# [Short task]
Put each line of the material into a JSON list of strings, one string per line, leaving out blank lines.

# [Available data]
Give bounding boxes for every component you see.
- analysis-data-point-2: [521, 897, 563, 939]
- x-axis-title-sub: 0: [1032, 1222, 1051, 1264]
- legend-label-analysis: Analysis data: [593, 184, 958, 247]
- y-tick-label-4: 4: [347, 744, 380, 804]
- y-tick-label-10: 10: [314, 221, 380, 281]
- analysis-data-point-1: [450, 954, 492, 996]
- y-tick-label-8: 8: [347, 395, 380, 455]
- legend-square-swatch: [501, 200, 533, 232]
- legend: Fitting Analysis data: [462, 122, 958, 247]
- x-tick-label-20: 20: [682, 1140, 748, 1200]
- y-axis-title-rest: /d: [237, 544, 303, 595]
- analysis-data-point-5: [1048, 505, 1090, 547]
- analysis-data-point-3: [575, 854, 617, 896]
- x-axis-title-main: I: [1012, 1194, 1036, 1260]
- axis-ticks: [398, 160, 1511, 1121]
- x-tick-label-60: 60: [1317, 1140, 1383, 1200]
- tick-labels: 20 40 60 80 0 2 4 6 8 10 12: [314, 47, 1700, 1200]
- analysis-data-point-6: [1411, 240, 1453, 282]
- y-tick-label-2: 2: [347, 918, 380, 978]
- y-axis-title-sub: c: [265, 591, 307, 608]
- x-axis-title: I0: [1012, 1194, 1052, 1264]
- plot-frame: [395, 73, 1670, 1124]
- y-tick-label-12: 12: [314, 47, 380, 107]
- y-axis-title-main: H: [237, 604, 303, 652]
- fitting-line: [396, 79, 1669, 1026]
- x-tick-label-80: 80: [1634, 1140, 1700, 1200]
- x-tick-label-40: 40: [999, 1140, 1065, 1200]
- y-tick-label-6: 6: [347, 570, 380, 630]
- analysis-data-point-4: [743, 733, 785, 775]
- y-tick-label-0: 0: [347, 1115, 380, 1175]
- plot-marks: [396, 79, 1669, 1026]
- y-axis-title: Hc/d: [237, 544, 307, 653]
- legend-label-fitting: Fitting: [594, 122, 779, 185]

# [Exercise answer]
[
  "Give bounding boxes for every component you see.",
  "- analysis-data-point-2: [521, 897, 563, 939]",
  "- x-axis-title-sub: 0: [1032, 1222, 1051, 1264]",
  "- legend-label-analysis: Analysis data: [593, 184, 958, 247]",
  "- y-tick-label-4: 4: [347, 744, 380, 804]",
  "- y-tick-label-10: 10: [314, 221, 380, 281]",
  "- analysis-data-point-1: [450, 954, 492, 996]",
  "- y-tick-label-8: 8: [347, 395, 380, 455]",
  "- legend-square-swatch: [501, 200, 533, 232]",
  "- legend: Fitting Analysis data: [462, 122, 958, 247]",
  "- x-tick-label-20: 20: [682, 1140, 748, 1200]",
  "- y-axis-title-rest: /d: [237, 544, 303, 595]",
  "- analysis-data-point-5: [1048, 505, 1090, 547]",
  "- analysis-data-point-3: [575, 854, 617, 896]",
  "- x-axis-title-main: I: [1012, 1194, 1036, 1260]",
  "- axis-ticks: [398, 160, 1511, 1121]",
  "- x-tick-label-60: 60: [1317, 1140, 1383, 1200]",
  "- tick-labels: 20 40 60 80 0 2 4 6 8 10 12: [314, 47, 1700, 1200]",
  "- analysis-data-point-6: [1411, 240, 1453, 282]",
  "- y-tick-label-2: 2: [347, 918, 380, 978]",
  "- y-axis-title-sub: c: [265, 591, 307, 608]",
  "- x-axis-title: I0: [1012, 1194, 1052, 1264]",
  "- plot-frame: [395, 73, 1670, 1124]",
  "- y-tick-label-12: 12: [314, 47, 380, 107]",
  "- y-axis-title-main: H: [237, 604, 303, 652]",
  "- fitting-line: [396, 79, 1669, 1026]",
  "- x-tick-label-80: 80: [1634, 1140, 1700, 1200]",
  "- x-tick-label-40: 40: [999, 1140, 1065, 1200]",
  "- y-tick-label-6: 6: [347, 570, 380, 630]",
  "- analysis-data-point-4: [743, 733, 785, 775]",
  "- y-tick-label-0: 0: [347, 1115, 380, 1175]",
  "- plot-marks: [396, 79, 1669, 1026]",
  "- y-axis-title: Hc/d: [237, 544, 307, 653]",
  "- legend-label-fitting: Fitting: [594, 122, 779, 185]"
]